GOAL OF THE EXERCISE: Filter the data below for the string "this" and copy each matching line.

(Data excerpts)
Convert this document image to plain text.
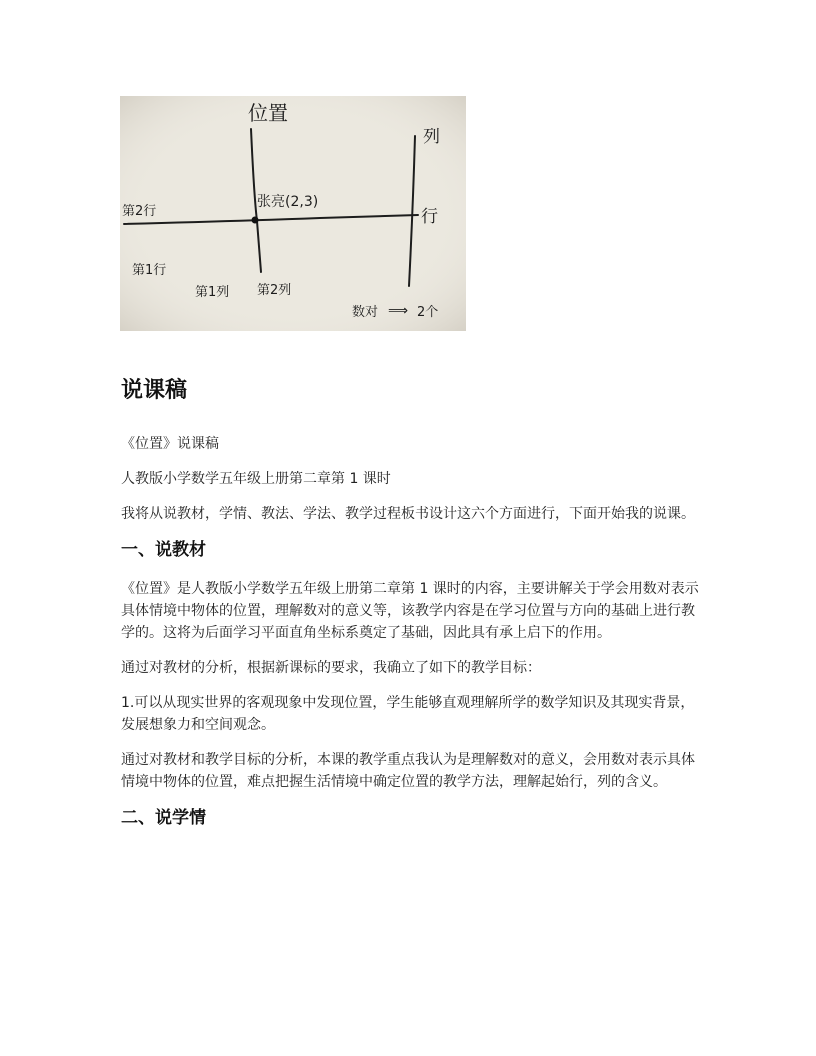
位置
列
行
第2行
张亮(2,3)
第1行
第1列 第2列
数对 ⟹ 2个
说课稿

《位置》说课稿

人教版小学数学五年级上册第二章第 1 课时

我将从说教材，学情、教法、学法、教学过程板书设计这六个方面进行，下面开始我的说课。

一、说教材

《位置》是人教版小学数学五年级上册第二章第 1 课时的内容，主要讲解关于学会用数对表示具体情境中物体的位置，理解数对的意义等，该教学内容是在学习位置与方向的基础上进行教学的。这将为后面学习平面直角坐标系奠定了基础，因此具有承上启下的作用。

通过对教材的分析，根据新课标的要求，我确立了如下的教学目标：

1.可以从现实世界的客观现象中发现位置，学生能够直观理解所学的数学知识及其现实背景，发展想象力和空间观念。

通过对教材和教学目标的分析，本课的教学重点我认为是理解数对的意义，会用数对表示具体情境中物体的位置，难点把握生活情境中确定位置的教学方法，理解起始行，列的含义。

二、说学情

--

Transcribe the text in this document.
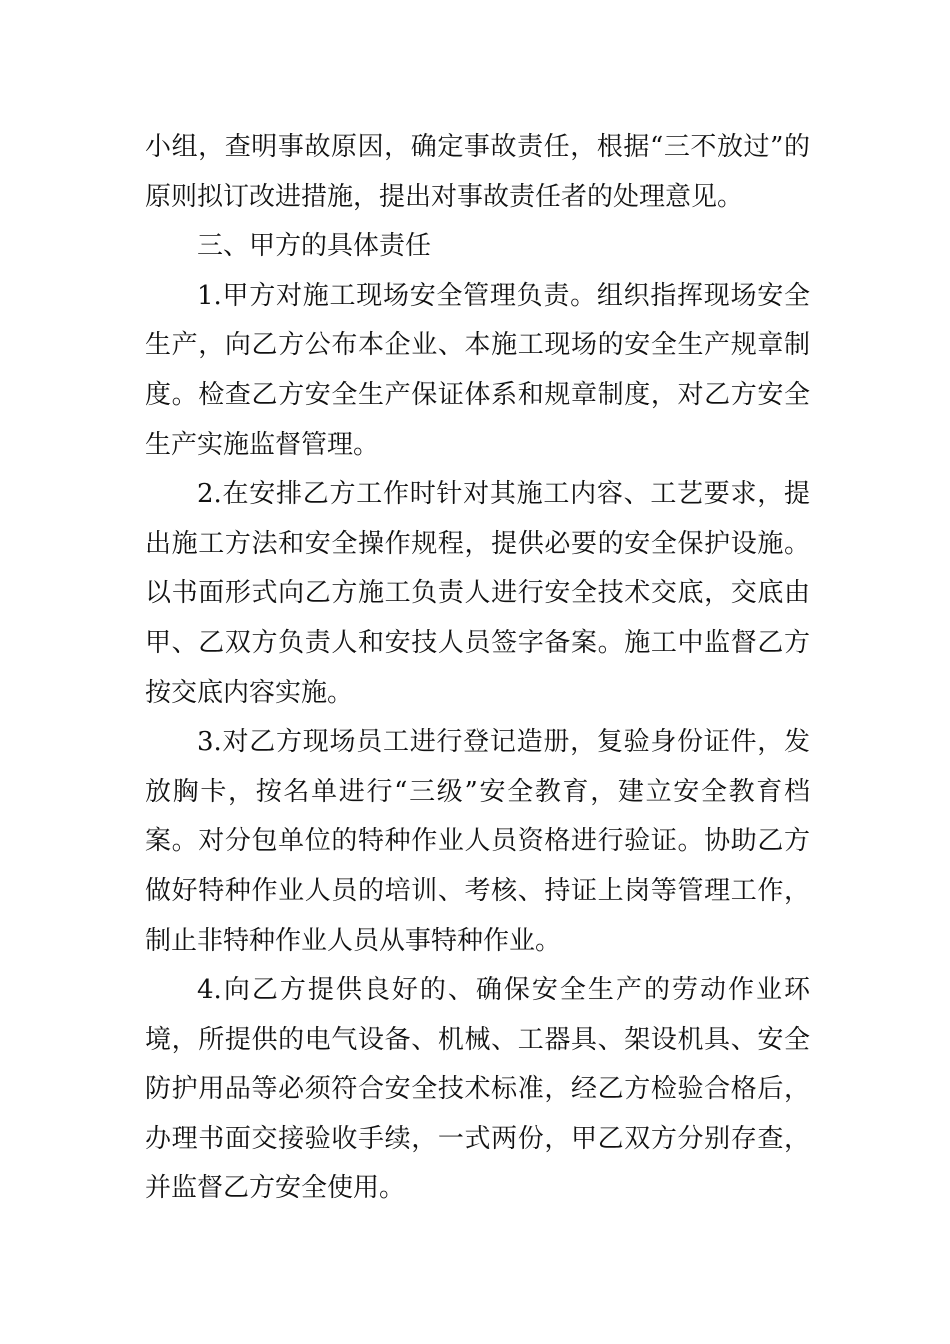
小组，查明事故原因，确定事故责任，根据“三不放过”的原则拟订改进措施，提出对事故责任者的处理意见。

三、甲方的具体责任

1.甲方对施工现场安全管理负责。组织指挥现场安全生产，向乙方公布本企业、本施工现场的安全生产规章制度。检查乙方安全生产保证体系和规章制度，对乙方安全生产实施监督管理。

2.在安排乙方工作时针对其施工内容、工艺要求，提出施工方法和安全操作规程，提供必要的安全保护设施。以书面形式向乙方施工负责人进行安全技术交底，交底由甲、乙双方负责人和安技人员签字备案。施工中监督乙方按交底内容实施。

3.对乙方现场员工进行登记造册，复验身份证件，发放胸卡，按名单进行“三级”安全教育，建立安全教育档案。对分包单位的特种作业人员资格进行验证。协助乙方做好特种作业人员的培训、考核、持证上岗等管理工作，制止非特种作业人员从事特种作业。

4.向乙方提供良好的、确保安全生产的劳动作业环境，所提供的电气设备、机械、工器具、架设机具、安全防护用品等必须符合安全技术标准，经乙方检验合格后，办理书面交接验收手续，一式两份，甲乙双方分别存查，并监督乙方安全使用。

SOLUTION TO THE PROBLEM:
Convert this document image to plain text.
Transcribe the text in this document.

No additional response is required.